§ To be done
Exactly reproduce the lines from the one containing "OCR this image." through the last line of the data, both ends included, leaving out pictures.

*** Exercise inputs ***

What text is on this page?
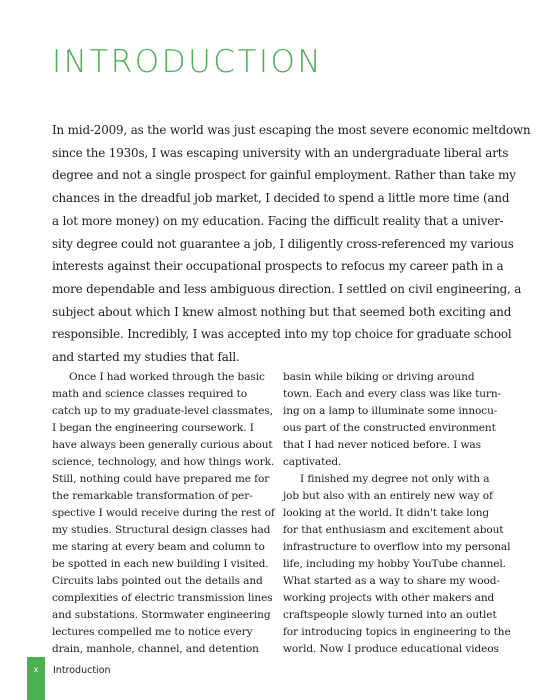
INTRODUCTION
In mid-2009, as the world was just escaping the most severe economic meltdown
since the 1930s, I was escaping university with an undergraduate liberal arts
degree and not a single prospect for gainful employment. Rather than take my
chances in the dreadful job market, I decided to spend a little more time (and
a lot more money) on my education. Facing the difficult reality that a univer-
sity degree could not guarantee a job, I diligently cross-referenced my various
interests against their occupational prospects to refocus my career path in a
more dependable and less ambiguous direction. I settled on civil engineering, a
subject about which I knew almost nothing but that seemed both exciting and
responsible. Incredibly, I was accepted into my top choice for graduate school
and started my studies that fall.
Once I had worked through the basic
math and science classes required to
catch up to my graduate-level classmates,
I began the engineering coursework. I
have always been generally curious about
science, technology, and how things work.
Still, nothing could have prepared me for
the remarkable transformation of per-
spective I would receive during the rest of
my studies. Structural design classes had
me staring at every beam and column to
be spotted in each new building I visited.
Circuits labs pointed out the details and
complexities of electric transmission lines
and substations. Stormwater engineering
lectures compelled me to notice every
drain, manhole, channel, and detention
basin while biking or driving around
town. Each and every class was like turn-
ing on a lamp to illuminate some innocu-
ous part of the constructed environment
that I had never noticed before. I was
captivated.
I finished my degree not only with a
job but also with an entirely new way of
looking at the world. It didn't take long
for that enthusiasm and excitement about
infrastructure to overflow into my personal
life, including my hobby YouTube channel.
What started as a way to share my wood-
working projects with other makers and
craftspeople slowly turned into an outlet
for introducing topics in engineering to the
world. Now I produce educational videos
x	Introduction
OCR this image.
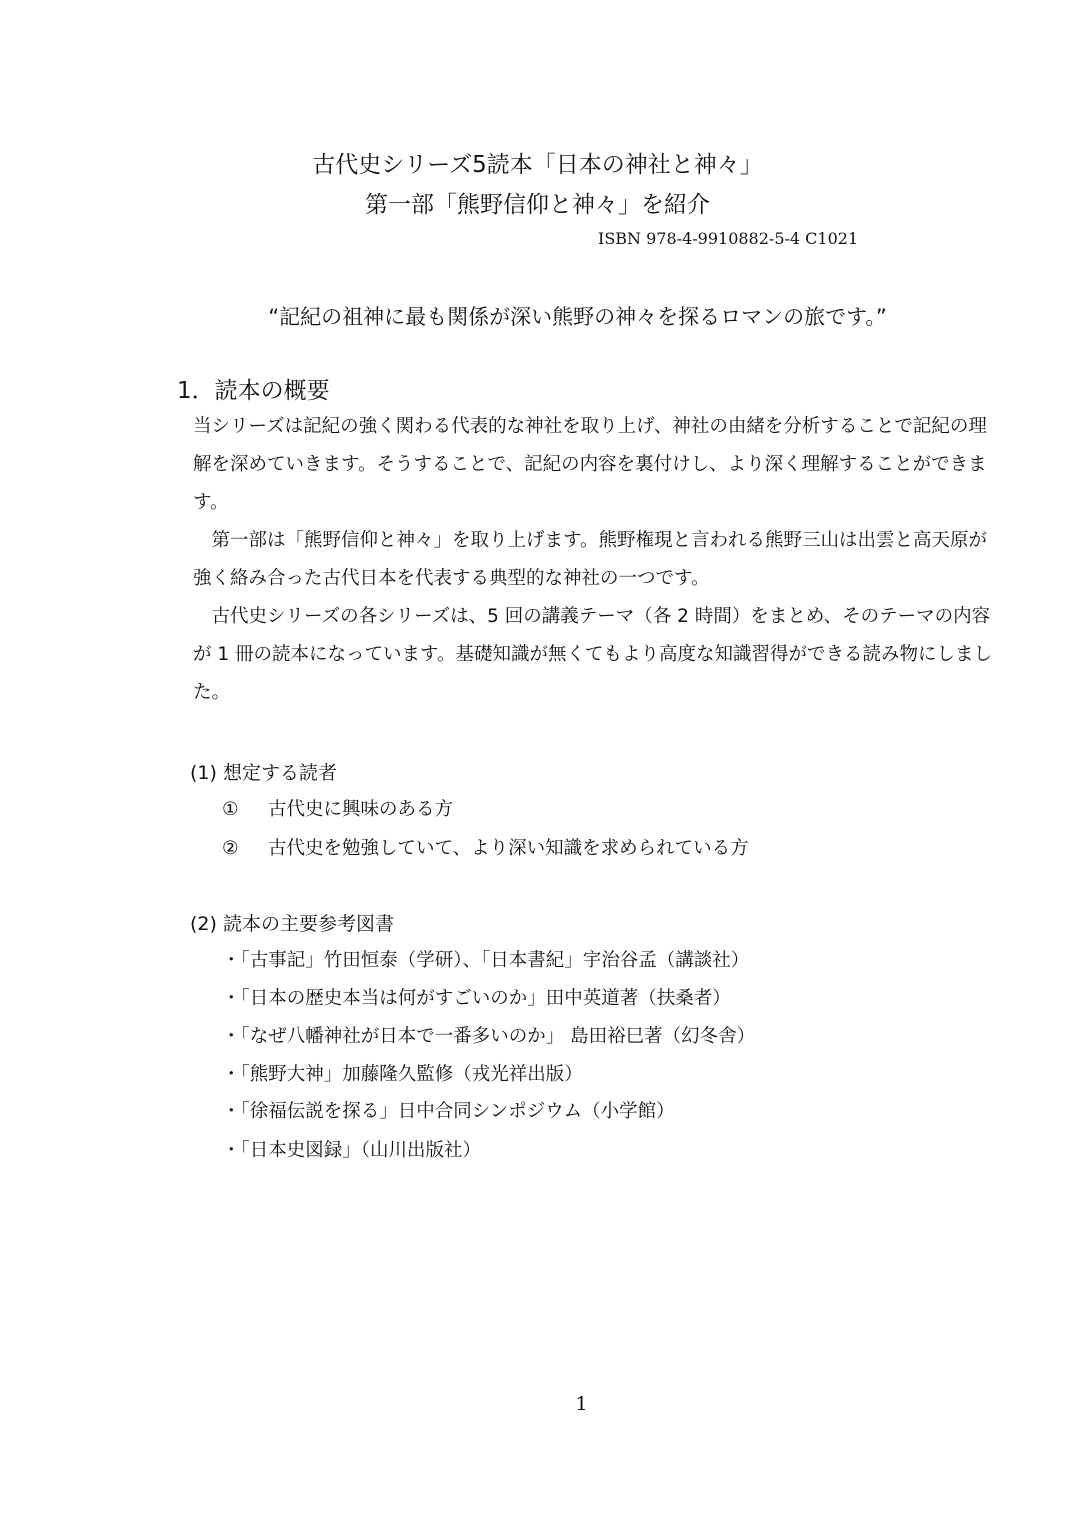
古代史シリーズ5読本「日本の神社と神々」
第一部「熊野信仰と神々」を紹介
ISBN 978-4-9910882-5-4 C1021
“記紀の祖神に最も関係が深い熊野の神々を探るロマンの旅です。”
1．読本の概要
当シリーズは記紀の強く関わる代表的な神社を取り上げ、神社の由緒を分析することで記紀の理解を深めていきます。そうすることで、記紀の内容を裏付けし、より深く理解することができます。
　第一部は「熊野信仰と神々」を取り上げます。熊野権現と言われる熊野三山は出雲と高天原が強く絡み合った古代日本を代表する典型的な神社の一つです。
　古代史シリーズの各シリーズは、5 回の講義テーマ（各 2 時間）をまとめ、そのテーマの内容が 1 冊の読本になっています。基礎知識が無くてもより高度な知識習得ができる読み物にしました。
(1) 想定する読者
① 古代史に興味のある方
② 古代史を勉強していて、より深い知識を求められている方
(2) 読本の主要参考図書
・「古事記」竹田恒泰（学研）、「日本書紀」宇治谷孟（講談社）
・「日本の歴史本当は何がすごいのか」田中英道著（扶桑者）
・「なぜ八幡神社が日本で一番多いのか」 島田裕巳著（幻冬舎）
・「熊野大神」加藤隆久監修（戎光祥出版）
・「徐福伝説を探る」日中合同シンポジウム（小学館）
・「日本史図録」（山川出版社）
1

***

§ Response to the exercise
OCR this image.
古代史シリーズ5読本「日本の神社と神々」
第一部「熊野信仰と神々」を紹介
ISBN 978-4-9910882-5-4 C1021
“記紀の祖神に最も関係が深い熊野の神々を探るロマンの旅です。”
1．読本の概要
当シリーズは記紀の強く関わる代表的な神社を取り上げ、神社の由緒を分析することで記紀の理解を深めていきます。そうすることで、記紀の内容を裏付けし、より深く理解することができます。
　第一部は「熊野信仰と神々」を取り上げます。熊野権現と言われる熊野三山は出雲と高天原が強く絡み合った古代日本を代表する典型的な神社の一つです。
　古代史シリーズの各シリーズは、5 回の講義テーマ（各 2 時間）をまとめ、そのテーマの内容が 1 冊の読本になっています。基礎知識が無くてもより高度な知識習得ができる読み物にしました。
(1) 想定する読者
① 古代史に興味のある方
② 古代史を勉強していて、より深い知識を求められている方
(2) 読本の主要参考図書
・「古事記」竹田恒泰（学研）、「日本書紀」宇治谷孟（講談社）
・「日本の歴史本当は何がすごいのか」田中英道著（扶桑者）
・「なぜ八幡神社が日本で一番多いのか」 島田裕巳著（幻冬舎）
・「熊野大神」加藤隆久監修（戎光祥出版）
・「徐福伝説を探る」日中合同シンポジウム（小学館）
・「日本史図録」（山川出版社）
1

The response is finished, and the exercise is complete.